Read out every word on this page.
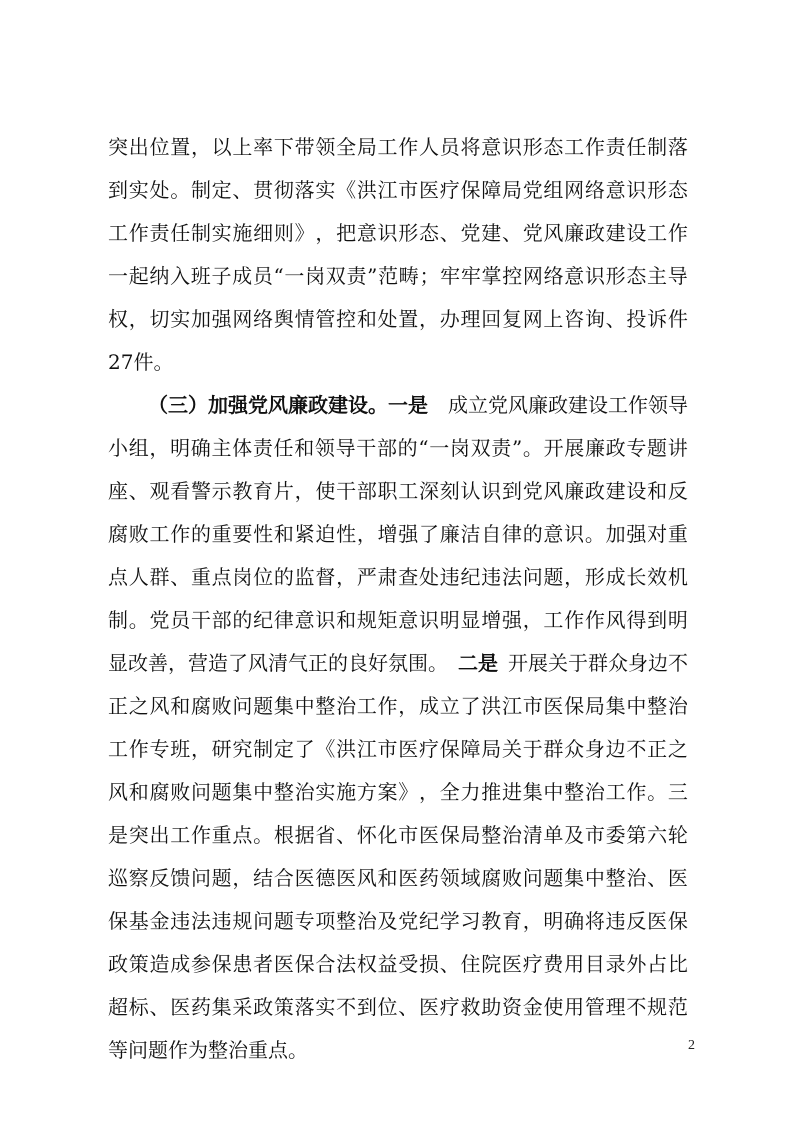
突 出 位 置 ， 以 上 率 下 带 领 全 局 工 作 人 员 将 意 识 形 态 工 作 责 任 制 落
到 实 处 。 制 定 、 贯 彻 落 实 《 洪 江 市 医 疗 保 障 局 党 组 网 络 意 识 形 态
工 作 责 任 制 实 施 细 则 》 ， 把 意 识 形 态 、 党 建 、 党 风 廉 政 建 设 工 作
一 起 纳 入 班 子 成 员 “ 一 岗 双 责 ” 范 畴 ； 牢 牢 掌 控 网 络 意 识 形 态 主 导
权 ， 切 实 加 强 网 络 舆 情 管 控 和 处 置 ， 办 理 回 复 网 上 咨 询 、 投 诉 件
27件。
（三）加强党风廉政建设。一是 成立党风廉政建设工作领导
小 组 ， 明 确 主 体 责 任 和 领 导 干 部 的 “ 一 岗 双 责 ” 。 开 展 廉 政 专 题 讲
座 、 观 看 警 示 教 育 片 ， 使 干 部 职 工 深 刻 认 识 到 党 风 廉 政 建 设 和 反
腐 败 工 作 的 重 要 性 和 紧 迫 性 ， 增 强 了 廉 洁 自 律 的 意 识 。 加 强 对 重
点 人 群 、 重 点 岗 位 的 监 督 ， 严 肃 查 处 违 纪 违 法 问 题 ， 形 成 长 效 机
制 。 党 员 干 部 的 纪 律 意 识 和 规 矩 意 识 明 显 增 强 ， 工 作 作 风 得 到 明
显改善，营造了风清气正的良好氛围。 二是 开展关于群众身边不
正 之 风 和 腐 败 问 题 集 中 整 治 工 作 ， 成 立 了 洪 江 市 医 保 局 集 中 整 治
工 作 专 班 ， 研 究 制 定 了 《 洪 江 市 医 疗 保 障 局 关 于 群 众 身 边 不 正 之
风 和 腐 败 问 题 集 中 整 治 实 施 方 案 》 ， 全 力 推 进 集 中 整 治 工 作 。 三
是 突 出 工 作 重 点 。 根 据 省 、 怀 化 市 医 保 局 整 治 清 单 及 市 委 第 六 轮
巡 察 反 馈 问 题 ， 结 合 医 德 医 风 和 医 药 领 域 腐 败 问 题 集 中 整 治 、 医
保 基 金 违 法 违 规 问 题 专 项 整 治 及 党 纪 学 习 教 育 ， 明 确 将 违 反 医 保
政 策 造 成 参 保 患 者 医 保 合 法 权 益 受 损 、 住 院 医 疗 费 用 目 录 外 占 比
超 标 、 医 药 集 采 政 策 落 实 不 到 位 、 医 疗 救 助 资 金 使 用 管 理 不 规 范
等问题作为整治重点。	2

Aim:
Output the data above without changes, apart from leaving out the pictures.

Exercise output:
Read out every word on this page.
突 出 位 置 ， 以 上 率 下 带 领 全 局 工 作 人 员 将 意 识 形 态 工 作 责 任 制 落
到 实 处 。 制 定 、 贯 彻 落 实 《 洪 江 市 医 疗 保 障 局 党 组 网 络 意 识 形 态
工 作 责 任 制 实 施 细 则 》 ， 把 意 识 形 态 、 党 建 、 党 风 廉 政 建 设 工 作
一 起 纳 入 班 子 成 员 “ 一 岗 双 责 ” 范 畴 ； 牢 牢 掌 控 网 络 意 识 形 态 主 导
权 ， 切 实 加 强 网 络 舆 情 管 控 和 处 置 ， 办 理 回 复 网 上 咨 询 、 投 诉 件
27件。
（三）加强党风廉政建设。一是 成立党风廉政建设工作领导
小 组 ， 明 确 主 体 责 任 和 领 导 干 部 的 “ 一 岗 双 责 ” 。 开 展 廉 政 专 题 讲
座 、 观 看 警 示 教 育 片 ， 使 干 部 职 工 深 刻 认 识 到 党 风 廉 政 建 设 和 反
腐 败 工 作 的 重 要 性 和 紧 迫 性 ， 增 强 了 廉 洁 自 律 的 意 识 。 加 强 对 重
点 人 群 、 重 点 岗 位 的 监 督 ， 严 肃 查 处 违 纪 违 法 问 题 ， 形 成 长 效 机
制 。 党 员 干 部 的 纪 律 意 识 和 规 矩 意 识 明 显 增 强 ， 工 作 作 风 得 到 明
显改善，营造了风清气正的良好氛围。 二是 开展关于群众身边不
正 之 风 和 腐 败 问 题 集 中 整 治 工 作 ， 成 立 了 洪 江 市 医 保 局 集 中 整 治
工 作 专 班 ， 研 究 制 定 了 《 洪 江 市 医 疗 保 障 局 关 于 群 众 身 边 不 正 之
风 和 腐 败 问 题 集 中 整 治 实 施 方 案 》 ， 全 力 推 进 集 中 整 治 工 作 。 三
是 突 出 工 作 重 点 。 根 据 省 、 怀 化 市 医 保 局 整 治 清 单 及 市 委 第 六 轮
巡 察 反 馈 问 题 ， 结 合 医 德 医 风 和 医 药 领 域 腐 败 问 题 集 中 整 治 、 医
保 基 金 违 法 违 规 问 题 专 项 整 治 及 党 纪 学 习 教 育 ， 明 确 将 违 反 医 保
政 策 造 成 参 保 患 者 医 保 合 法 权 益 受 损 、 住 院 医 疗 费 用 目 录 外 占 比
超 标 、 医 药 集 采 政 策 落 实 不 到 位 、 医 疗 救 助 资 金 使 用 管 理 不 规 范
等问题作为整治重点。	2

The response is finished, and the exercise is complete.